>> BEGIN TASK MATERIAL

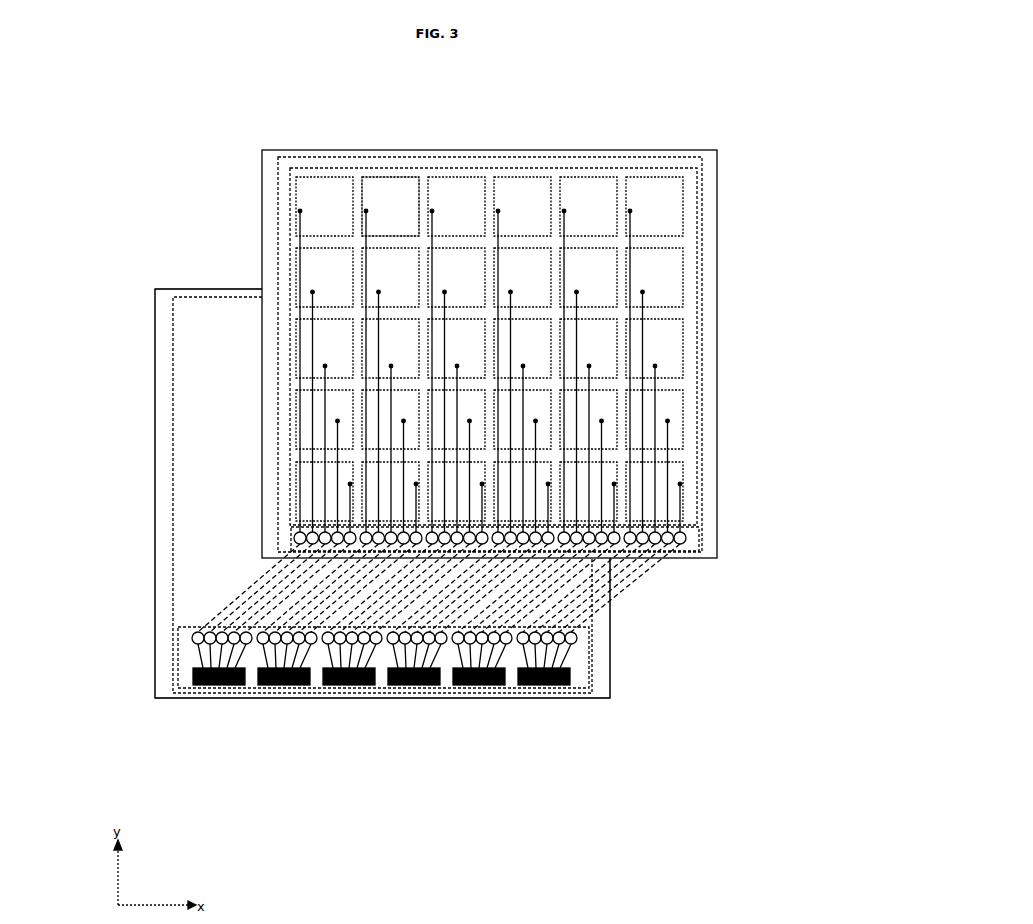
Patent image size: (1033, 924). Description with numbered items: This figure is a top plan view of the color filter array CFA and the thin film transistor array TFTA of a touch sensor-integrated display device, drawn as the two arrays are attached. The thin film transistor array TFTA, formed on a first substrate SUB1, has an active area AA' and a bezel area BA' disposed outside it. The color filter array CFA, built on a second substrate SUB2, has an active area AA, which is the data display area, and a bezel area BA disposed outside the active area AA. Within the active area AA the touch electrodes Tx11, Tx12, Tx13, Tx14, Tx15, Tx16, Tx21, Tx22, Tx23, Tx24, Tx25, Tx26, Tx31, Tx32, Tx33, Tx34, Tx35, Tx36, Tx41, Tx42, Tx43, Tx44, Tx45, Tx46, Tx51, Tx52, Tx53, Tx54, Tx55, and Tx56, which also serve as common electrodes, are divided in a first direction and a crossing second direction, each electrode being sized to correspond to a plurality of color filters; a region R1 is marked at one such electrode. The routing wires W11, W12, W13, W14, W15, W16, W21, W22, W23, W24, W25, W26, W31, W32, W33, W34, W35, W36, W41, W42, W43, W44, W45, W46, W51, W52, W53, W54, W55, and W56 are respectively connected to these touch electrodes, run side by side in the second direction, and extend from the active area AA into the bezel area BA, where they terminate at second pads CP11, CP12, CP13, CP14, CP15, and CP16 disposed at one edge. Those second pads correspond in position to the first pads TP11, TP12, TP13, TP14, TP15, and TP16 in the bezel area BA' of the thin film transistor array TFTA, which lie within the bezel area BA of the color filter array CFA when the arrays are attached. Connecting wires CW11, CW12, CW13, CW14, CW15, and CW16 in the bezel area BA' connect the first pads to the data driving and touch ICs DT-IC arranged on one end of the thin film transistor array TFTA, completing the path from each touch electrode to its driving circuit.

The thin film transistor array TFTA is at (161, 273).
The first substrate SUB1 is at (160, 323).
The active area of the thin film transistor array AA' is at (349, 495).
The bezel area of the thin film transistor array BA' is at (347, 657).
The color filter array CFA is at (356, 126).
The second substrate SUB2 is at (500, 152).
The active area of the color filter array AA is at (493, 313).
The bezel area of the color filter array BA is at (521, 523).
The region R1 is at (384, 174).
The touch electrode Tx11 is at (324, 206).
The touch electrode Tx12 is at (390, 206).
The touch electrode Tx13 is at (456, 206).
The touch electrode Tx14 is at (522, 206).
The touch electrode Tx15 is at (588, 206).
The touch electrode Tx16 is at (654, 206).
The touch electrode Tx21 is at (324, 277).
The touch electrode Tx22 is at (390, 277).
The touch electrode Tx23 is at (456, 277).
The touch electrode Tx24 is at (522, 277).
The touch electrode Tx25 is at (588, 277).
The touch electrode Tx26 is at (654, 277).
The touch electrode Tx31 is at (324, 348).
The touch electrode Tx32 is at (390, 348).
The touch electrode Tx33 is at (456, 348).
The touch electrode Tx34 is at (522, 348).
The touch electrode Tx35 is at (588, 348).
The touch electrode Tx36 is at (654, 348).
The touch electrode Tx41 is at (324, 419).
The touch electrode Tx42 is at (390, 419).
The touch electrode Tx43 is at (456, 419).
The touch electrode Tx44 is at (522, 419).
The touch electrode Tx45 is at (588, 419).
The touch electrode Tx46 is at (654, 419).
The touch electrode Tx51 is at (324, 491).
The touch electrode Tx52 is at (390, 491).
The touch electrode Tx53 is at (456, 491).
The touch electrode Tx54 is at (522, 491).
The touch electrode Tx55 is at (588, 491).
The touch electrode Tx56 is at (654, 491).
The routing wire W11 is at (300, 211).
The routing wire W12 is at (366, 211).
The routing wire W13 is at (432, 211).
The routing wire W14 is at (498, 211).
The routing wire W15 is at (564, 211).
The routing wire W16 is at (630, 211).
The routing wire W21 is at (324, 414).
The routing wire W22 is at (390, 414).
The routing wire W23 is at (456, 414).
The routing wire W24 is at (522, 414).
The routing wire W25 is at (588, 414).
The routing wire W26 is at (654, 414).
The routing wire W31 is at (327, 446).
The routing wire W32 is at (393, 446).
The routing wire W33 is at (459, 446).
The routing wire W34 is at (525, 446).
The routing wire W35 is at (591, 446).
The routing wire W36 is at (657, 446).
The routing wire W41 is at (338, 421).
The routing wire W42 is at (404, 421).
The routing wire W43 is at (470, 421).
The routing wire W44 is at (536, 421).
The routing wire W45 is at (602, 421).
The routing wire W46 is at (668, 421).
The routing wire W51 is at (350, 484).
The routing wire W52 is at (416, 484).
The routing wire W53 is at (482, 484).
The routing wire W54 is at (548, 484).
The routing wire W55 is at (614, 484).
The routing wire W56 is at (680, 484).
The second pad CP11 is at (293, 538).
The second pad CP12 is at (376, 548).
The second pad CP13 is at (445, 551).
The second pad CP14 is at (545, 551).
The second pad CP15 is at (612, 548).
The second pad CP16 is at (688, 540).
The first pad TP11 is at (195, 645).
The first pad TP12 is at (259, 647).
The first pad TP13 is at (326, 647).
The first pad TP14 is at (394, 647).
The first pad TP15 is at (507, 647).
The first pad TP16 is at (576, 647).
The connecting wire CW11 is at (186, 662).
The connecting wire CW12 is at (265, 662).
The connecting wire CW13 is at (345, 662).
The connecting wire CW14 is at (440, 662).
The connecting wire CW15 is at (503, 662).
The connecting wire CW16 is at (574, 662).
The data driving and touch IC DT-IC is at (556, 686).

>> END TASK MATERIAL

:: EXERCISE AIM ::
Please give the material above again, changing "top plan view" to "plan view" and keeping everything else the same. Leave the pictures out.

:: REPLY TO THE EXERCISE ::
Patent image size: (1033, 924). Description with numbered items: This figure is a plan view of the color filter array CFA and the thin film transistor array TFTA of a touch sensor-integrated display device, drawn as the two arrays are attached. The thin film transistor array TFTA, formed on a first substrate SUB1, has an active area AA' and a bezel area BA' disposed outside it. The color filter array CFA, built on a second substrate SUB2, has an active area AA, which is the data display area, and a bezel area BA disposed outside the active area AA. Within the active area AA the touch electrodes Tx11, Tx12, Tx13, Tx14, Tx15, Tx16, Tx21, Tx22, Tx23, Tx24, Tx25, Tx26, Tx31, Tx32, Tx33, Tx34, Tx35, Tx36, Tx41, Tx42, Tx43, Tx44, Tx45, Tx46, Tx51, Tx52, Tx53, Tx54, Tx55, and Tx56, which also serve as common electrodes, are divided in a first direction and a crossing second direction, each electrode being sized to correspond to a plurality of color filters; a region R1 is marked at one such electrode. The routing wires W11, W12, W13, W14, W15, W16, W21, W22, W23, W24, W25, W26, W31, W32, W33, W34, W35, W36, W41, W42, W43, W44, W45, W46, W51, W52, W53, W54, W55, and W56 are respectively connected to these touch electrodes, run side by side in the second direction, and extend from the active area AA into the bezel area BA, where they terminate at second pads CP11, CP12, CP13, CP14, CP15, and CP16 disposed at one edge. Those second pads correspond in position to the first pads TP11, TP12, TP13, TP14, TP15, and TP16 in the bezel area BA' of the thin film transistor array TFTA, which lie within the bezel area BA of the color filter array CFA when the arrays are attached. Connecting wires CW11, CW12, CW13, CW14, CW15, and CW16 in the bezel area BA' connect the first pads to the data driving and touch ICs DT-IC arranged on one end of the thin film transistor array TFTA, completing the path from each touch electrode to its driving circuit.

The thin film transistor array TFTA is at (161, 273).
The first substrate SUB1 is at (160, 323).
The active area of the thin film transistor array AA' is at (349, 495).
The bezel area of the thin film transistor array BA' is at (347, 657).
The color filter array CFA is at (356, 126).
The second substrate SUB2 is at (500, 152).
The active area of the color filter array AA is at (493, 313).
The bezel area of the color filter array BA is at (521, 523).
The region R1 is at (384, 174).
The touch electrode Tx11 is at (324, 206).
The touch electrode Tx12 is at (390, 206).
The touch electrode Tx13 is at (456, 206).
The touch electrode Tx14 is at (522, 206).
The touch electrode Tx15 is at (588, 206).
The touch electrode Tx16 is at (654, 206).
The touch electrode Tx21 is at (324, 277).
The touch electrode Tx22 is at (390, 277).
The touch electrode Tx23 is at (456, 277).
The touch electrode Tx24 is at (522, 277).
The touch electrode Tx25 is at (588, 277).
The touch electrode Tx26 is at (654, 277).
The touch electrode Tx31 is at (324, 348).
The touch electrode Tx32 is at (390, 348).
The touch electrode Tx33 is at (456, 348).
The touch electrode Tx34 is at (522, 348).
The touch electrode Tx35 is at (588, 348).
The touch electrode Tx36 is at (654, 348).
The touch electrode Tx41 is at (324, 419).
The touch electrode Tx42 is at (390, 419).
The touch electrode Tx43 is at (456, 419).
The touch electrode Tx44 is at (522, 419).
The touch electrode Tx45 is at (588, 419).
The touch electrode Tx46 is at (654, 419).
The touch electrode Tx51 is at (324, 491).
The touch electrode Tx52 is at (390, 491).
The touch electrode Tx53 is at (456, 491).
The touch electrode Tx54 is at (522, 491).
The touch electrode Tx55 is at (588, 491).
The touch electrode Tx56 is at (654, 491).
The routing wire W11 is at (300, 211).
The routing wire W12 is at (366, 211).
The routing wire W13 is at (432, 211).
The routing wire W14 is at (498, 211).
The routing wire W15 is at (564, 211).
The routing wire W16 is at (630, 211).
The routing wire W21 is at (324, 414).
The routing wire W22 is at (390, 414).
The routing wire W23 is at (456, 414).
The routing wire W24 is at (522, 414).
The routing wire W25 is at (588, 414).
The routing wire W26 is at (654, 414).
The routing wire W31 is at (327, 446).
The routing wire W32 is at (393, 446).
The routing wire W33 is at (459, 446).
The routing wire W34 is at (525, 446).
The routing wire W35 is at (591, 446).
The routing wire W36 is at (657, 446).
The routing wire W41 is at (338, 421).
The routing wire W42 is at (404, 421).
The routing wire W43 is at (470, 421).
The routing wire W44 is at (536, 421).
The routing wire W45 is at (602, 421).
The routing wire W46 is at (668, 421).
The routing wire W51 is at (350, 484).
The routing wire W52 is at (416, 484).
The routing wire W53 is at (482, 484).
The routing wire W54 is at (548, 484).
The routing wire W55 is at (614, 484).
The routing wire W56 is at (680, 484).
The second pad CP11 is at (293, 538).
The second pad CP12 is at (376, 548).
The second pad CP13 is at (445, 551).
The second pad CP14 is at (545, 551).
The second pad CP15 is at (612, 548).
The second pad CP16 is at (688, 540).
The first pad TP11 is at (195, 645).
The first pad TP12 is at (259, 647).
The first pad TP13 is at (326, 647).
The first pad TP14 is at (394, 647).
The first pad TP15 is at (507, 647).
The first pad TP16 is at (576, 647).
The connecting wire CW11 is at (186, 662).
The connecting wire CW12 is at (265, 662).
The connecting wire CW13 is at (345, 662).
The connecting wire CW14 is at (440, 662).
The connecting wire CW15 is at (503, 662).
The connecting wire CW16 is at (574, 662).
The data driving and touch IC DT-IC is at (556, 686).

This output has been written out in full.